### DATA IN THIS EXERCISE
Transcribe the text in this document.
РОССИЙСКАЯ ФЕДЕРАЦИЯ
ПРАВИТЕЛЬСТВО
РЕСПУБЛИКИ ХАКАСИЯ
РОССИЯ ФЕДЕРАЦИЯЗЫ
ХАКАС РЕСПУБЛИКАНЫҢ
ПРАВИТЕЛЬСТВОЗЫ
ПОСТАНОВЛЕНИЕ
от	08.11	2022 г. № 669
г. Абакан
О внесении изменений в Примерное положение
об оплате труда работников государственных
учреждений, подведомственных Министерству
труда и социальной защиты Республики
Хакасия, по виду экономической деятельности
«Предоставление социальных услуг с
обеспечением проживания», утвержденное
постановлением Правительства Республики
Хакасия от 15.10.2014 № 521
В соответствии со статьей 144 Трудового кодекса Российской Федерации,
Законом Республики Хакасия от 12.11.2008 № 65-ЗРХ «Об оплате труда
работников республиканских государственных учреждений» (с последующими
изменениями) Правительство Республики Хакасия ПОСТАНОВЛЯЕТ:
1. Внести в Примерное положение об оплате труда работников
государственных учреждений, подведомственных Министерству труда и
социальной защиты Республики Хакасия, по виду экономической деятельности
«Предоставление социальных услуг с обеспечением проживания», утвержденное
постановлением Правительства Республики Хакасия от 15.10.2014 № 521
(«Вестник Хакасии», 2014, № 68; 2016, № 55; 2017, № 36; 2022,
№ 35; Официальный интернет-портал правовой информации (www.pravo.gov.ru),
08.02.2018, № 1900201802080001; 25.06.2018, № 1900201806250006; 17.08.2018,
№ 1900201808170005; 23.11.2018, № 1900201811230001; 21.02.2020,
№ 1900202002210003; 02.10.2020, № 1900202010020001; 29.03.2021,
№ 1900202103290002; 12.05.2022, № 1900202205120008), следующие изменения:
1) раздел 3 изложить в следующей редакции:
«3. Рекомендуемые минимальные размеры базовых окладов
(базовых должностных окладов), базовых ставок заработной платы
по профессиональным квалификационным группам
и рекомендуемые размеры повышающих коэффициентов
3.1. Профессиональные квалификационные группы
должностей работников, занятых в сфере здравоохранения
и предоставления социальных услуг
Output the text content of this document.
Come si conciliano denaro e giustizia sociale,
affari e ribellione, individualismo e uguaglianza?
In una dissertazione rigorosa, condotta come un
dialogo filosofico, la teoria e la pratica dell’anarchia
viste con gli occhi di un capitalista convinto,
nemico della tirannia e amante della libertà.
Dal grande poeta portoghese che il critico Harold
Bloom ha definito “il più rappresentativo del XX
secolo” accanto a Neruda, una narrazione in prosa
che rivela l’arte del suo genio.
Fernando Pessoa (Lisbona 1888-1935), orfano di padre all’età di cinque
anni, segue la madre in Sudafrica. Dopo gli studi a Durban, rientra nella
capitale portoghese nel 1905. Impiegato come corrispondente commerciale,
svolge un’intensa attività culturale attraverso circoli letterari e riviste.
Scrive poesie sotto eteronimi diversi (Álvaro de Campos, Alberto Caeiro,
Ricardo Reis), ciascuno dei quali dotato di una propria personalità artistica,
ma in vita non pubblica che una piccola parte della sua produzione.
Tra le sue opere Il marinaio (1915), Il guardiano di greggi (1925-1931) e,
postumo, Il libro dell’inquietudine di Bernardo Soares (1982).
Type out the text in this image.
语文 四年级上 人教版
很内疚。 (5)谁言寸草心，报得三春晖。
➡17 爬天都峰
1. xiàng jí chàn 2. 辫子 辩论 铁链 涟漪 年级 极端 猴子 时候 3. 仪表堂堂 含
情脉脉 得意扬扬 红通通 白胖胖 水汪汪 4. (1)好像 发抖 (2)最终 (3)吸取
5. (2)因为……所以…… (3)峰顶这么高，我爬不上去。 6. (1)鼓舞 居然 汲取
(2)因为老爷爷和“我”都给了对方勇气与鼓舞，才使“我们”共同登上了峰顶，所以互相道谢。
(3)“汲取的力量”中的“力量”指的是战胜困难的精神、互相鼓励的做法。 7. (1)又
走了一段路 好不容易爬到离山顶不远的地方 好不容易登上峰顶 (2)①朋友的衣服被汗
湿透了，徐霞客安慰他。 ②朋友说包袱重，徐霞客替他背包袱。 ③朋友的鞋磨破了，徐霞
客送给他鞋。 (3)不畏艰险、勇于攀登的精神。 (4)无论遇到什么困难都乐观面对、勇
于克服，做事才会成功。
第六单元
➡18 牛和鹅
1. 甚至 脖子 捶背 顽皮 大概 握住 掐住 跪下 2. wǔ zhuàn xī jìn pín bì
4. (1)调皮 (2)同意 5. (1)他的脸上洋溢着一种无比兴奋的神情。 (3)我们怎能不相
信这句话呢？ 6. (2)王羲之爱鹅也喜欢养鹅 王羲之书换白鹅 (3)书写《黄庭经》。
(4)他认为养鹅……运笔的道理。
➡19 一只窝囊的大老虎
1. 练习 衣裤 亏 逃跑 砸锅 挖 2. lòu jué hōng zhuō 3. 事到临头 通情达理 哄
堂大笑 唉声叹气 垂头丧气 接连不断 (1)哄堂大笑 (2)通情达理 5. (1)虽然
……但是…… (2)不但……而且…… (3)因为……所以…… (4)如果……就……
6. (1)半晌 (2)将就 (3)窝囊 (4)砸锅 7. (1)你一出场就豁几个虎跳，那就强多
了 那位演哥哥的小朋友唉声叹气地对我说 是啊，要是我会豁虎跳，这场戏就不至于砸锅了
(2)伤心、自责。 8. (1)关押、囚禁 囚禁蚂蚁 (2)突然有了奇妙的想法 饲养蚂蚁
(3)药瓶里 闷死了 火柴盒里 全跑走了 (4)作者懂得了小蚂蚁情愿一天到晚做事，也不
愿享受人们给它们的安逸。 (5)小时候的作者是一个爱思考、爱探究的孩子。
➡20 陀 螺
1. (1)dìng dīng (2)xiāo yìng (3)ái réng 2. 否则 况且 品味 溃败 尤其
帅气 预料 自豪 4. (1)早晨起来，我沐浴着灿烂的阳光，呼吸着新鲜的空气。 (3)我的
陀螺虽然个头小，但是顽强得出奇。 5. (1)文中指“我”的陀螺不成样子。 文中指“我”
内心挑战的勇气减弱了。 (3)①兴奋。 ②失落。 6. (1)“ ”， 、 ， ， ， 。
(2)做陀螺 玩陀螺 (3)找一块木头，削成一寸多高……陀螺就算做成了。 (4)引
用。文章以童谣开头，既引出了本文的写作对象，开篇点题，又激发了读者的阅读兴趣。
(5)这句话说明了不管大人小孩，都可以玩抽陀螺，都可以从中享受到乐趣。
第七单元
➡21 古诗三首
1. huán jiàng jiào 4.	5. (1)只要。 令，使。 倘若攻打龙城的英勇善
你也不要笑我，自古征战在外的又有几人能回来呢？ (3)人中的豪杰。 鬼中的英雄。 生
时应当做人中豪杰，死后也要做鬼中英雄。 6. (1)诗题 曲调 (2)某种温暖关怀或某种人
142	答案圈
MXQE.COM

### WHAT YOU WILL DO
Find the word "обеспечением" in the data and copy out each line where it turns up.

### COMPLETED TASK
обеспечением проживания», утвержденное
«Предоставление социальных услуг с обеспечением проживания», утвержденное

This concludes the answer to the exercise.